# Stated problem:
The records below hold pictures; please leave those out and retype the rest exactly.

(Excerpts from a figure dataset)
⁂
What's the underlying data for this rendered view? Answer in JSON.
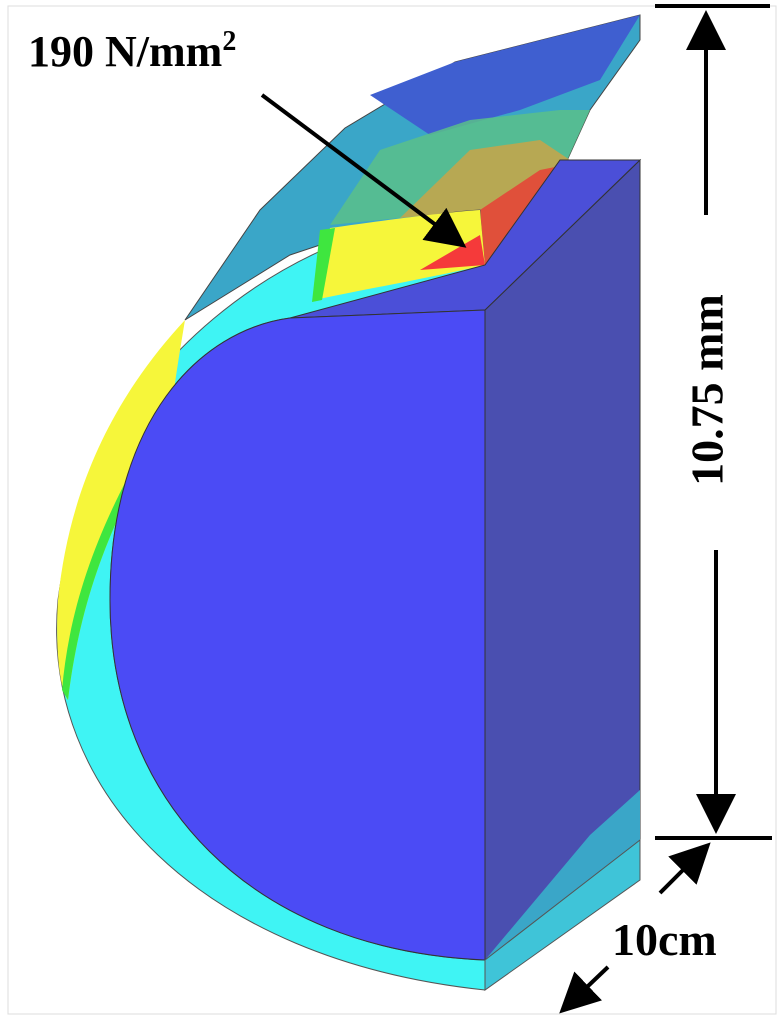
{
  "stress_label": {
    "text": "190 N/mm",
    "superscript": "2"
  },
  "height_label": "10.75 mm",
  "depth_label": "10cm"
}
⁂
# Final result:
What's the underlying data for this rendered view? Answer in JSON.
{
  "stress_label": {
    "text": "190 N/mm",
    "superscript": "2"
  },
  "height_label": "10.75 mm",
  "depth_label": "10cm"
}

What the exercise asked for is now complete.